DATA FOR THE TASK ::
------------

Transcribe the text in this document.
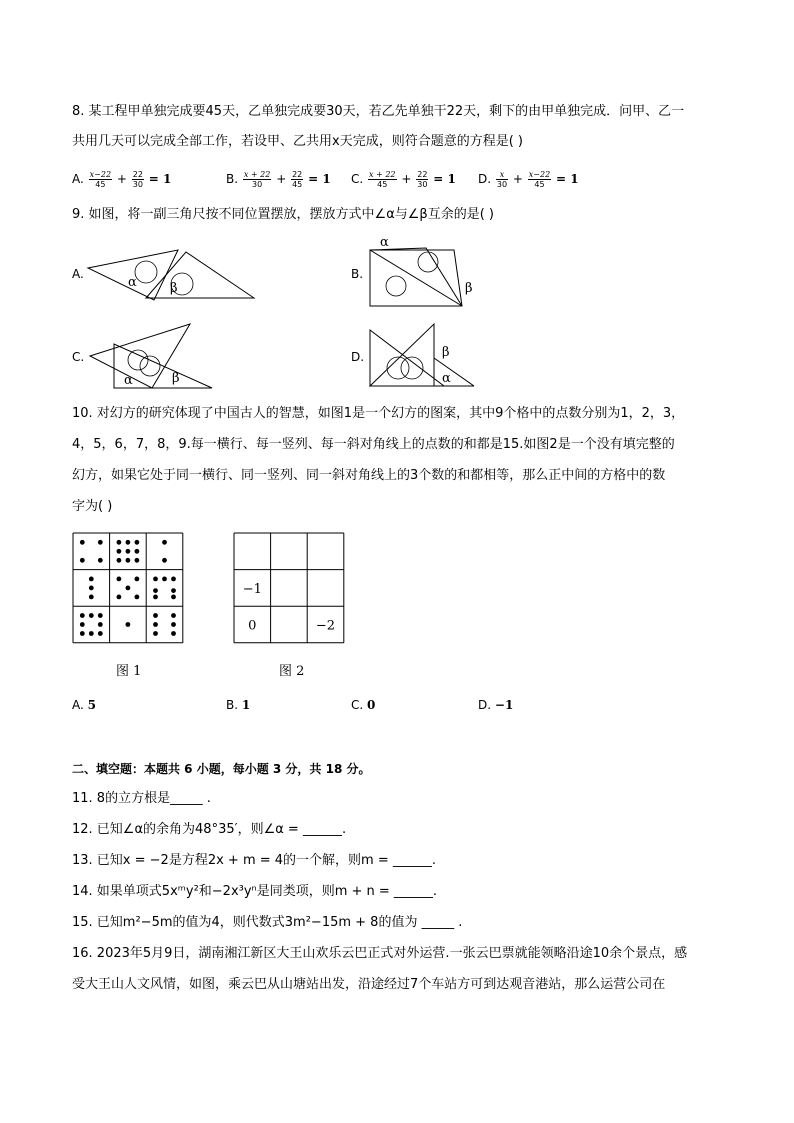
8. 某工程甲单独完成要45天，乙单独完成要30天，若乙先单独干22天，剩下的由甲单独完成．问甲、乙一
共用几天可以完成全部工作，若设甲、乙共用x天完成，则符合题意的方程是( )
A. $\frac{x-22}{45} + \frac{22}{30} = 1$	B. $\frac{x + 22}{30} + \frac{22}{45} = 1$ C. $\frac{x + 22}{45} + \frac{22}{30} = 1$ D. $\frac{x}{30} + \frac{x-22}{45} = 1$
9. 如图，将一副三角尺按不同位置摆放，摆放方式中∠α与∠β互余的是( )
A.
α	β
B.
α
β
C.
α	β
D.	β
α
10. 对幻方的研究体现了中国古人的智慧，如图1是一个幻方的图案，其中9个格中的点数分别为1，2，3，
4，5，6，7，8，9.每一横行、每一竖列、每一斜对角线上的点数的和都是15.如图2是一个没有填完整的
幻方，如果它处于同一横行、同一竖列、同一斜对角线上的3个数的和都相等，那么正中间的方格中的数
字为( )
−1
0	−2
图 1	图 2
A. 5	B. 1	C. 0	D. −1
二、填空题：本题共 6 小题，每小题 3 分，共 18 分。
11. 8的立方根是_____ .
12. 已知∠α的余角为48°35′，则∠α = ______.
13. 已知x = −2是方程2x + m = 4的一个解，则m = ______.
14. 如果单项式5xᵐy²和−2x³yⁿ是同类项，则m + n = ______.
15. 已知m²−5m的值为4，则代数式3m²−15m + 8的值为 _____ .
16. 2023年5月9日，湖南湘江新区大王山欢乐云巴正式对外运营.一张云巴票就能领略沿途10余个景点，感
受大王山人文风情，如图，乘云巴从山塘站出发，沿途经过7个车站方可到达观音港站，那么运营公司在
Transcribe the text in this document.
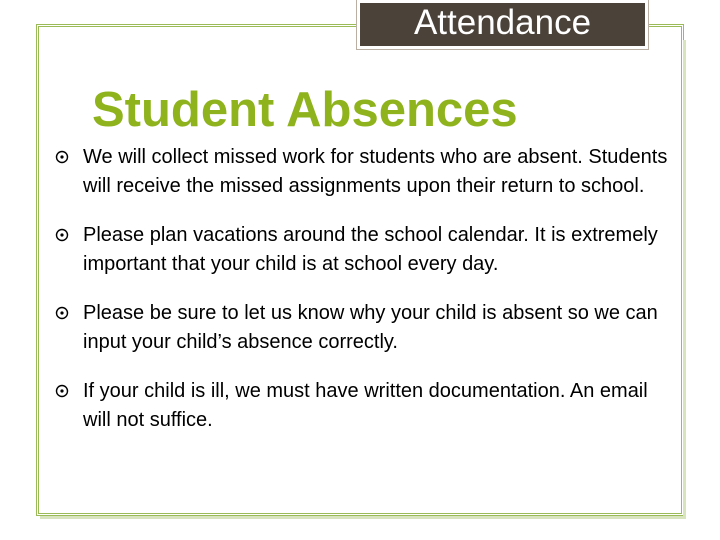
Attendance
Student Absences
We will collect missed work for students who are absent. Students will receive the missed assignments upon their return to school.
Please plan vacations around the school calendar. It is extremely important that your child is at school every day.
Please be sure to let us know why your child is absent so we can input your child’s absence correctly.
If your child is ill, we must have written documentation. An email will not suffice.
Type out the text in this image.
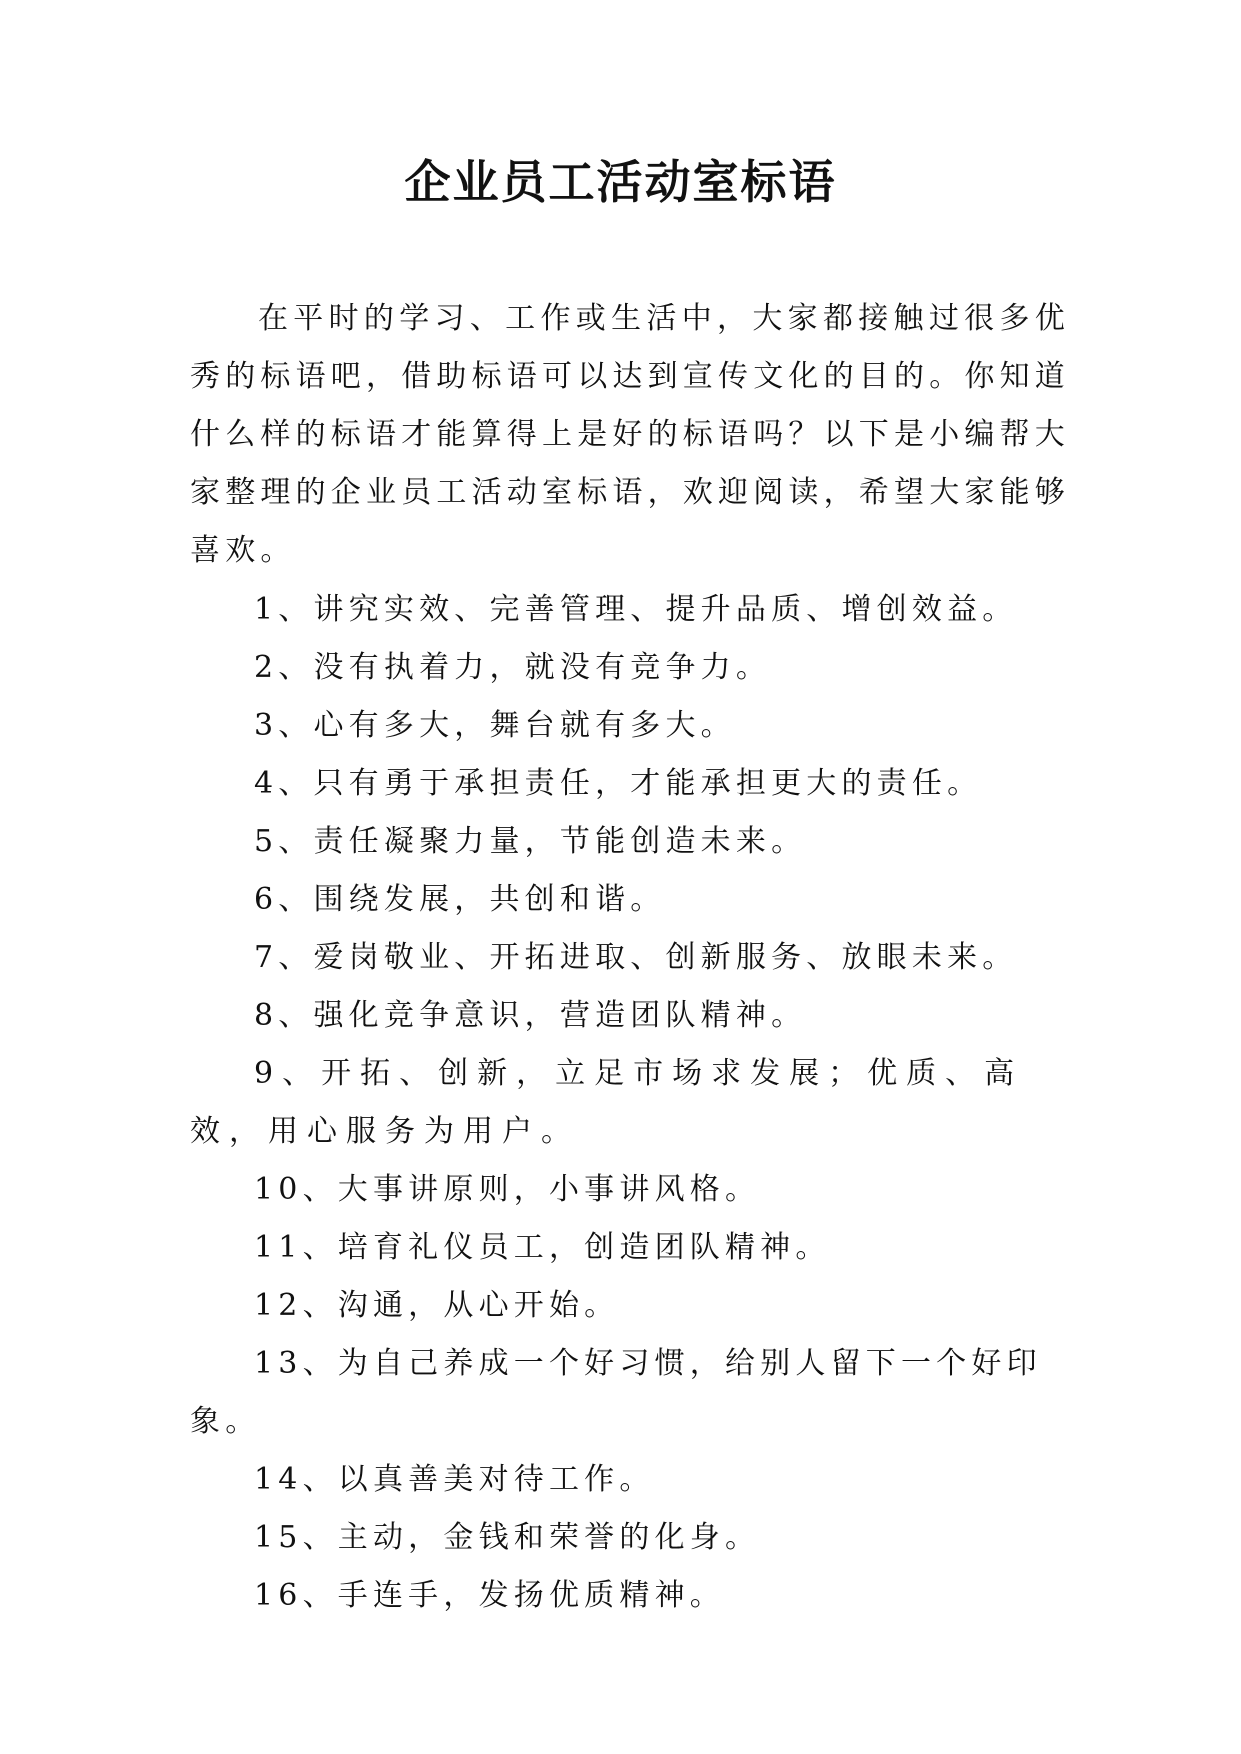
企业员工活动室标语

在平时的学习、工作或生活中，大家都接触过很多优秀的标语吧，借助标语可以达到宣传文化的目的。你知道什么样的标语才能算得上是好的标语吗？以下是小编帮大家整理的企业员工活动室标语，欢迎阅读，希望大家能够喜欢。

1、讲究实效、完善管理、提升品质、增创效益。
2、没有执着力，就没有竞争力。
3、心有多大，舞台就有多大。
4、只有勇于承担责任，才能承担更大的责任。
5、责任凝聚力量，节能创造未来。
6、围绕发展，共创和谐。
7、爱岗敬业、开拓进取、创新服务、放眼未来。
8、强化竞争意识，营造团队精神。
9、开拓、创新，立足市场求发展；优质、高效，用心服务为用户。
10、大事讲原则，小事讲风格。
11、培育礼仪员工，创造团队精神。
12、沟通，从心开始。
13、为自己养成一个好习惯，给别人留下一个好印象。
14、以真善美对待工作。
15、主动，金钱和荣誉的化身。
16、手连手，发扬优质精神。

------------

WRITTEN TASK :: For each line of the listing that holds the word "school", show that line.

EXERCISE ANSWER ::
We will collect missed work for students who are absent. Students will receive the missed assignments upon their return to school.
Please plan vacations around the school calendar. It is extremely important that your child is at school every day.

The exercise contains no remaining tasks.